▶ _Отрывок текста_
Переведена книга Дьяконова с аккадского, одного из древних семитских языков. Среди множества богов — трое главных: Шймаш — бог Солнца, Эллйль — бог воздуха и населенной Земли, мудрый воитель, и Ану — прародитель богов.
Меня заинтересовал Эллйль — герой между богами, умнейший и наиболее жестокий из богов. Это он задумал потоп. Его имя близко к иудейскому Элохим, Элох, к арабскому Аллах (тоже два «л»). Описание потопа очень близко к описанию в Ветхом Завете. Да и имя бога Солнца Шамаш перекликается с ивритским словом шамш — Солнце.
В аккадском эпосе нет имени Ноя, которому Бог сказал: «Собери говорящих, парящих и рычащих, мычащих…» Ной погрузил в ковчеге скот домашний и дикий, мастеров именитых. Как и в библейском сказании, семь ночей и семь дней бушевал ветер, описание потопа полностью сходно с библейским.
Глава ковчега выпускает ворона. Тот быстро вернулся, испугавшись потопа. Был выпущен и голубь, но и тот в испуге вернулся в ковчег. Во рту у него был свежий масличный лист. Через семь дней голубь был выпущен снова, но не вернулся. Как в Библии, потоп окончился на восьмой день.
Меня поразило не только сходство описания потопа в аккадском эпосе с Библией, но и то, что потоп задумал Эллиль, чье имя так похоже на иудейское Элохим. Кстати, суффикс «им» означает множественное число, следовательно, у евреев было многобожие. Вспомним, что отец Авраама был изготовителем идолов.
Книга замечательного ученого меня потрясла. Некоторые строки были представлены латинскими буквами, и мне показалось, что я сумел бы найти метр и ритм подлинника на русском языке.

▶ _Исходные данные_
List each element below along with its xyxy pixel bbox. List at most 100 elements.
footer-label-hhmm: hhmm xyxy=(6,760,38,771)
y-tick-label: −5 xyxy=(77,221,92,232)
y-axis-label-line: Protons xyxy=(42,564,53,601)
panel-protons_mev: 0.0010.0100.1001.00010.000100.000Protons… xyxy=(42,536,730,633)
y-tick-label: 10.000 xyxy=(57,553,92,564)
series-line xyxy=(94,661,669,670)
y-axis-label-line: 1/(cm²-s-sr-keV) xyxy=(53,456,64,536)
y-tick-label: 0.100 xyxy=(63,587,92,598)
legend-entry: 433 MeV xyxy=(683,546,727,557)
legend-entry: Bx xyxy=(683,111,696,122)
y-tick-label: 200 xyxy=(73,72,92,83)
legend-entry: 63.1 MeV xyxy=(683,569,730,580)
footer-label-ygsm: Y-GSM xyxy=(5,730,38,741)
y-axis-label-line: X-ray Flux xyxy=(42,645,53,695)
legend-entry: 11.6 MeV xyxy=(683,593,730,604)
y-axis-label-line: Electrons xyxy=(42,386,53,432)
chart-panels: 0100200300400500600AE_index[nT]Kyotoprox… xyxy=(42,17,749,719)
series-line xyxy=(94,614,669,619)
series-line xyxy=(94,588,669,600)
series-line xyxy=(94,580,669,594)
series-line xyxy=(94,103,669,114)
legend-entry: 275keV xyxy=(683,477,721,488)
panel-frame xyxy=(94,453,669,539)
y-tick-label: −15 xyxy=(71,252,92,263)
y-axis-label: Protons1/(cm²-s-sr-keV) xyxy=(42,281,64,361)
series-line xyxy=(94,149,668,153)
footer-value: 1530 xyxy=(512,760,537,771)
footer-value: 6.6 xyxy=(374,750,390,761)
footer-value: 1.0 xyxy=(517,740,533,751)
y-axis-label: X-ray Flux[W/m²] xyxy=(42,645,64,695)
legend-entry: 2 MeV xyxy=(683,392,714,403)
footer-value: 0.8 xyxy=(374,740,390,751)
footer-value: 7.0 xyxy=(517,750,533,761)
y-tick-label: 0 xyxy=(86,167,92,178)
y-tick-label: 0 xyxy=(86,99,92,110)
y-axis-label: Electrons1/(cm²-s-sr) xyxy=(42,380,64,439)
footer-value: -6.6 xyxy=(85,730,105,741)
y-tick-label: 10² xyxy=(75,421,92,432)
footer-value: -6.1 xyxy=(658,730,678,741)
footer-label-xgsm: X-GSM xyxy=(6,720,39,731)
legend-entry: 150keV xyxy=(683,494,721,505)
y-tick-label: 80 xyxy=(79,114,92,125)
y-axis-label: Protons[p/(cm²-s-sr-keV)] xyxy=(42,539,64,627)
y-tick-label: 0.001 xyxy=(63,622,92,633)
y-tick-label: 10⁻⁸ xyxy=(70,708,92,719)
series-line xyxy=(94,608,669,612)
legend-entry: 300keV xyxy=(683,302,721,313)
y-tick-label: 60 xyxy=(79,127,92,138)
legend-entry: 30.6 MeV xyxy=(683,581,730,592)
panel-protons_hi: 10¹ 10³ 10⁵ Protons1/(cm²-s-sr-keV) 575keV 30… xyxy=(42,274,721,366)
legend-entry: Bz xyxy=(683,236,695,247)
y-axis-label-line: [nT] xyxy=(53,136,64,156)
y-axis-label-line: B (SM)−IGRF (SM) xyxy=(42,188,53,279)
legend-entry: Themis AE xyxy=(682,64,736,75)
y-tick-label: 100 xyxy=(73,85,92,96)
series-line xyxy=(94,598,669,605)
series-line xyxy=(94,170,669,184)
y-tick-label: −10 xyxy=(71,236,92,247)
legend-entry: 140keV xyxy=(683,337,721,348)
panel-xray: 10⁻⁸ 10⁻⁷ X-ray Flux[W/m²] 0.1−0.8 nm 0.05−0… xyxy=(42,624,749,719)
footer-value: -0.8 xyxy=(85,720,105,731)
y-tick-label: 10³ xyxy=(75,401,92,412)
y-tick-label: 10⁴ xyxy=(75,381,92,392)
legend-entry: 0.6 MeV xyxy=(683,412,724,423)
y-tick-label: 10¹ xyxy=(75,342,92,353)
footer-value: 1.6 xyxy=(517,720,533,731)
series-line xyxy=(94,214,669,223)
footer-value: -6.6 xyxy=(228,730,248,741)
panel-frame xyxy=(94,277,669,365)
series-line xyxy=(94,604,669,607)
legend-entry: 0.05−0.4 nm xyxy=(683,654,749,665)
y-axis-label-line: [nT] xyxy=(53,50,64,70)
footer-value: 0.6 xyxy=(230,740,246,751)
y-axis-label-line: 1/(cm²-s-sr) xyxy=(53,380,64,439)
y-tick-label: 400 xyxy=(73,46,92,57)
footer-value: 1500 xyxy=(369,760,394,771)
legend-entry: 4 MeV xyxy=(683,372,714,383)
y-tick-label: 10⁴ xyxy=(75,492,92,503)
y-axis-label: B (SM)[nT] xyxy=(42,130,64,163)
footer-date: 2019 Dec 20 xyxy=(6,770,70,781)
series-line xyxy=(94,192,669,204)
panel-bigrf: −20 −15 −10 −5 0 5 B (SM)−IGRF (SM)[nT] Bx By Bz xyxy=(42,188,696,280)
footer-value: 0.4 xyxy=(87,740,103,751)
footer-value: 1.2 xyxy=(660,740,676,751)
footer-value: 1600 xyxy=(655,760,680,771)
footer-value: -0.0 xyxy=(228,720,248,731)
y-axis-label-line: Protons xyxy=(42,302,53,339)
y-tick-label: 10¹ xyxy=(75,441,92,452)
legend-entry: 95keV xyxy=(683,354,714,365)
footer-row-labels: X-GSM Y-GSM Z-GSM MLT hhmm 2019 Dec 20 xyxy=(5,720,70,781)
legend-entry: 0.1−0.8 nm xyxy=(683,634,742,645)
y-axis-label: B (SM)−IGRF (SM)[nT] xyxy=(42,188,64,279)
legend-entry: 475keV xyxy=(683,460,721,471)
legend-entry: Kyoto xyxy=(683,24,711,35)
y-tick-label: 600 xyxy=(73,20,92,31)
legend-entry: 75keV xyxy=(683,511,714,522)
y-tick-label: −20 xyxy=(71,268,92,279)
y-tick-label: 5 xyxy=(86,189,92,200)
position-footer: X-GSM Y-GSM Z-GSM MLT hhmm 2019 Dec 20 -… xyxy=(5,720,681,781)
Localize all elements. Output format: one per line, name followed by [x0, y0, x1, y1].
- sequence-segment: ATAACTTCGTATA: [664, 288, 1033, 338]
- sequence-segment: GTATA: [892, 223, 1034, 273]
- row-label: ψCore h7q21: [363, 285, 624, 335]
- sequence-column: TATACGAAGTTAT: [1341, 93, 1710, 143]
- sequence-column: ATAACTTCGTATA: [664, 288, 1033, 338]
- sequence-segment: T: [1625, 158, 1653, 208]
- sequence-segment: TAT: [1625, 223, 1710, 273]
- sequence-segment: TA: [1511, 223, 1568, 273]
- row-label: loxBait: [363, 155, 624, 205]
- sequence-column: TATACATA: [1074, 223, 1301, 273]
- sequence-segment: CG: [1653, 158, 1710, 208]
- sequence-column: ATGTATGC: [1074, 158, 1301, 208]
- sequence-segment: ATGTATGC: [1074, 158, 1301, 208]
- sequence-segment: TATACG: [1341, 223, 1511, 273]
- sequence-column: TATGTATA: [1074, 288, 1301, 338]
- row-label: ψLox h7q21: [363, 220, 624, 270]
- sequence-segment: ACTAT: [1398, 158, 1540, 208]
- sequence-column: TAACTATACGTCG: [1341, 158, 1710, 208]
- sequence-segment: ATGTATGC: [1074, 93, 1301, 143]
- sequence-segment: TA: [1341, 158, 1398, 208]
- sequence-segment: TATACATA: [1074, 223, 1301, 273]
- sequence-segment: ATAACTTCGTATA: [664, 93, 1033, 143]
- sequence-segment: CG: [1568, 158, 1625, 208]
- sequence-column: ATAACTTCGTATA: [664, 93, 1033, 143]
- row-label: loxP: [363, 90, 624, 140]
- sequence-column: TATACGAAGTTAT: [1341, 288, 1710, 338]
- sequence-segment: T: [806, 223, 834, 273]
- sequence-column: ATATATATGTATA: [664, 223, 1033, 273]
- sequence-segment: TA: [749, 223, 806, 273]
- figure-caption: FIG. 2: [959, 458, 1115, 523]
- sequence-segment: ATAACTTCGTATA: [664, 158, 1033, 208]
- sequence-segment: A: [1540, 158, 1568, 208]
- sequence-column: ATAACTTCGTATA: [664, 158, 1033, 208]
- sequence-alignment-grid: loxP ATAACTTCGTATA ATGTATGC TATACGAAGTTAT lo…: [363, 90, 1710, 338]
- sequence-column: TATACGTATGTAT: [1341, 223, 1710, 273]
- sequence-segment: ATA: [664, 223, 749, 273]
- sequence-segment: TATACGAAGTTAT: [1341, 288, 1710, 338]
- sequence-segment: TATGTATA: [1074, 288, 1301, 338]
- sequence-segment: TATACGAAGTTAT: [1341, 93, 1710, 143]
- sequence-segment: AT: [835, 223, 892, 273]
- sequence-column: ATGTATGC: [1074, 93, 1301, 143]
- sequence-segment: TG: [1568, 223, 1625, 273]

▶ _Об этом задании_
Допишите продолжение заметки о книге Дьяконова и аккадском сказании о потопе, начиная сразу после её последнего предложения.

▶ _Ответ к заданию_
Чтение аккадского эпоса проходило в наше с Инной тяжелое время: мы вышли из Союза писателей — страшный грех для советского человека. Разумеется, нас перестали печатать. Мои переводы восточной классики были запрещены, некоторые вещи быстро, без любви и знания, переводились заново. Но «Гильгамеш» так очаровал, околдовал меня, что я без надежды на публикацию решил изложить русскими стихами аккадский эпос.
Работал страстно, с наслаждением, переложил около четырех песен из 12 таблиц (как назвал их И. М. Дьяконов), когда Инна отвезла меня в больницу к профессору Б. Б. Александрову: мне предстояла тяжелая и, по мнению Александрова, малонадежная онкологическая операция. Соседям по палате, в которой меня готовили к операции, я сказал, что служу в издательстве. Этим я объяснял посещение Ахмадулиной, вызвавшей шум и восторг в больнице. Еще больший шум вызвал посетивший меня некогда мой студент Расул Гамзатов.
Меня спасли не только врачи, но и Инна, не отходившая от меня днем и ночью (с разрешения Александрова). После двух операций я провел некоторое время дома, перед тем как лечь на третью операцию к профессору Кану в другую больницу. Одним ранним утром к нам внезапно пришел С. Михалков с предложением написать заявление о восстановлении меня в Союзе писателей. У меня, изрезанного, не было сил написать или напечатать заявление, за наш письменный стол сел Михалков и под мою диктовку отстукал все нужное на машинке. Текст одобрил. На другой день, опять рано утром (он ночевал в одной из квартир в нашем доме), Михалков пришел снова и предложил заявление перепечатать. Я сказал: «Ты же вчера его одобрил». Он ответил: «Это было вчера». Оказалось, что я должен указать мои заслуги военные и гражданские, назвать ордена и медали, отметить таджикское лауреатское звание, титул Народного поэта Калмыкии. Не помню, был ли я уже снова членом Союза писателей, когда меня положили в третий раз в больницу, все кончилось благополучно. Наступил 1987 год. <…>
Выздоровев, я начал печатать свои стихи и прозу, вышедшие раньше в Америке, в Германии, целиком погрузился в новые стихи. Работа над переводом «Гильгамеша» прервалась на много лет.
В 1998 г. меня, старика, вновь охватила очарованность аккадским эпосом, охватила с новой силой, и я закончил перевод всех 12 песен (так я назвал таблицы) «Гильгамеша», предложив свою строфику и размер, как мне кажется, по духу близкие к подлиннику. И вот книга вышла в Петербурге с весьма для меня лестным послесловием великого ученого Вяч. Вс. Иванова, в издательстве «Пушкинский Фонд».